### Problem
Return the whole listing exactly as it stands.

::::

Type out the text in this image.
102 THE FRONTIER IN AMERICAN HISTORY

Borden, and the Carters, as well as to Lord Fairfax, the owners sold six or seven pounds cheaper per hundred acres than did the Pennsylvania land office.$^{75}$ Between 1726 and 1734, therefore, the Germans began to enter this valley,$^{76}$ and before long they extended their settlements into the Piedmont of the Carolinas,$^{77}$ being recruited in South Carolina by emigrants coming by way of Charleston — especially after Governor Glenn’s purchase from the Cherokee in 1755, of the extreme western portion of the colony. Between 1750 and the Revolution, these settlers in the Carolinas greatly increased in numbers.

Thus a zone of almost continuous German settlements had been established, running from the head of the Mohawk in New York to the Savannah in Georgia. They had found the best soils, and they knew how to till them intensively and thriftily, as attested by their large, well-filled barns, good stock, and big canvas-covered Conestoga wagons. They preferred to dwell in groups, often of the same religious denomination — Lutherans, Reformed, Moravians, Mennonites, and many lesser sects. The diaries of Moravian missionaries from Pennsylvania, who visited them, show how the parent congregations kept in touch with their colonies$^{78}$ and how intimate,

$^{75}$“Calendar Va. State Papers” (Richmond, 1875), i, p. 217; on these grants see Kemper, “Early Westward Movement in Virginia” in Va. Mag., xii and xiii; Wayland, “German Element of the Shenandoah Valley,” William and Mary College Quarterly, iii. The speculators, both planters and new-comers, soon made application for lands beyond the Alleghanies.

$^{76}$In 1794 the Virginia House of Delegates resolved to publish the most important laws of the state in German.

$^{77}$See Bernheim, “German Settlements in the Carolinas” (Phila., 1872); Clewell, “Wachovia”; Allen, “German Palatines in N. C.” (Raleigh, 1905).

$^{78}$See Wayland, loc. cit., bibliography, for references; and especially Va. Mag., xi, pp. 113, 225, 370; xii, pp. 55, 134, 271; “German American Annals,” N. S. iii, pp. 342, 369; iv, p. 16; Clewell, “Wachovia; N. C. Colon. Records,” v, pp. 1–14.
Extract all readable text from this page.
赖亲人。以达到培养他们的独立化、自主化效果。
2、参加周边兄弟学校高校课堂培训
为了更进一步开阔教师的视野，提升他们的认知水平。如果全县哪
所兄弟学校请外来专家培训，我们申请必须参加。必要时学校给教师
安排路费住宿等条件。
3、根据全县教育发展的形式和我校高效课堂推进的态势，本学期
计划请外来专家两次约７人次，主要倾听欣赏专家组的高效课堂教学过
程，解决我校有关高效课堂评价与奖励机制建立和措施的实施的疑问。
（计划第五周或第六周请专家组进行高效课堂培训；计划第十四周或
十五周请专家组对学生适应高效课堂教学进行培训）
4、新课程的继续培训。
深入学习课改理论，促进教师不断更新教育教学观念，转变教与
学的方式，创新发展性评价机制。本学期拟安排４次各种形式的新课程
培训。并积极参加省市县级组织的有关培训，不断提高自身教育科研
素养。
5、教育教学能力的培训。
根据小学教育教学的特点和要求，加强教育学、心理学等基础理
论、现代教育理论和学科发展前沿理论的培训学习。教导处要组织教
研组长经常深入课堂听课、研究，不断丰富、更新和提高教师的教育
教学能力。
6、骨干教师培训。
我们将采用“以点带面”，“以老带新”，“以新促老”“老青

::::

### Right answer
Type out the text in this image.
102 THE FRONTIER IN AMERICAN HISTORY

Borden, and the Carters, as well as to Lord Fairfax, the owners sold six or seven pounds cheaper per hundred acres than did the Pennsylvania land office.$^{75}$ Between 1726 and 1734, therefore, the Germans began to enter this valley,$^{76}$ and before long they extended their settlements into the Piedmont of the Carolinas,$^{77}$ being recruited in South Carolina by emigrants coming by way of Charleston — especially after Governor Glenn’s purchase from the Cherokee in 1755, of the extreme western portion of the colony. Between 1750 and the Revolution, these settlers in the Carolinas greatly increased in numbers.

Thus a zone of almost continuous German settlements had been established, running from the head of the Mohawk in New York to the Savannah in Georgia. They had found the best soils, and they knew how to till them intensively and thriftily, as attested by their large, well-filled barns, good stock, and big canvas-covered Conestoga wagons. They preferred to dwell in groups, often of the same religious denomination — Lutherans, Reformed, Moravians, Mennonites, and many lesser sects. The diaries of Moravian missionaries from Pennsylvania, who visited them, show how the parent congregations kept in touch with their colonies$^{78}$ and how intimate,

$^{75}$“Calendar Va. State Papers” (Richmond, 1875), i, p. 217; on these grants see Kemper, “Early Westward Movement in Virginia” in Va. Mag., xii and xiii; Wayland, “German Element of the Shenandoah Valley,” William and Mary College Quarterly, iii. The speculators, both planters and new-comers, soon made application for lands beyond the Alleghanies.

$^{76}$In 1794 the Virginia House of Delegates resolved to publish the most important laws of the state in German.

$^{77}$See Bernheim, “German Settlements in the Carolinas” (Phila., 1872); Clewell, “Wachovia”; Allen, “German Palatines in N. C.” (Raleigh, 1905).

$^{78}$See Wayland, loc. cit., bibliography, for references; and especially Va. Mag., xi, pp. 113, 225, 370; xii, pp. 55, 134, 271; “German American Annals,” N. S. iii, pp. 342, 369; iv, p. 16; Clewell, “Wachovia; N. C. Colon. Records,” v, pp. 1–14.
Extract all readable text from this page.
赖亲人。以达到培养他们的独立化、自主化效果。
2、参加周边兄弟学校高校课堂培训
为了更进一步开阔教师的视野，提升他们的认知水平。如果全县哪
所兄弟学校请外来专家培训，我们申请必须参加。必要时学校给教师
安排路费住宿等条件。
3、根据全县教育发展的形式和我校高效课堂推进的态势，本学期
计划请外来专家两次约７人次，主要倾听欣赏专家组的高效课堂教学过
程，解决我校有关高效课堂评价与奖励机制建立和措施的实施的疑问。
（计划第五周或第六周请专家组进行高效课堂培训；计划第十四周或
十五周请专家组对学生适应高效课堂教学进行培训）
4、新课程的继续培训。
深入学习课改理论，促进教师不断更新教育教学观念，转变教与
学的方式，创新发展性评价机制。本学期拟安排４次各种形式的新课程
培训。并积极参加省市县级组织的有关培训，不断提高自身教育科研
素养。
5、教育教学能力的培训。
根据小学教育教学的特点和要求，加强教育学、心理学等基础理
论、现代教育理论和学科发展前沿理论的培训学习。教导处要组织教
研组长经常深入课堂听课、研究，不断丰富、更新和提高教师的教育
教学能力。
6、骨干教师培训。
我们将采用“以点带面”，“以老带新”，“以新促老”“老青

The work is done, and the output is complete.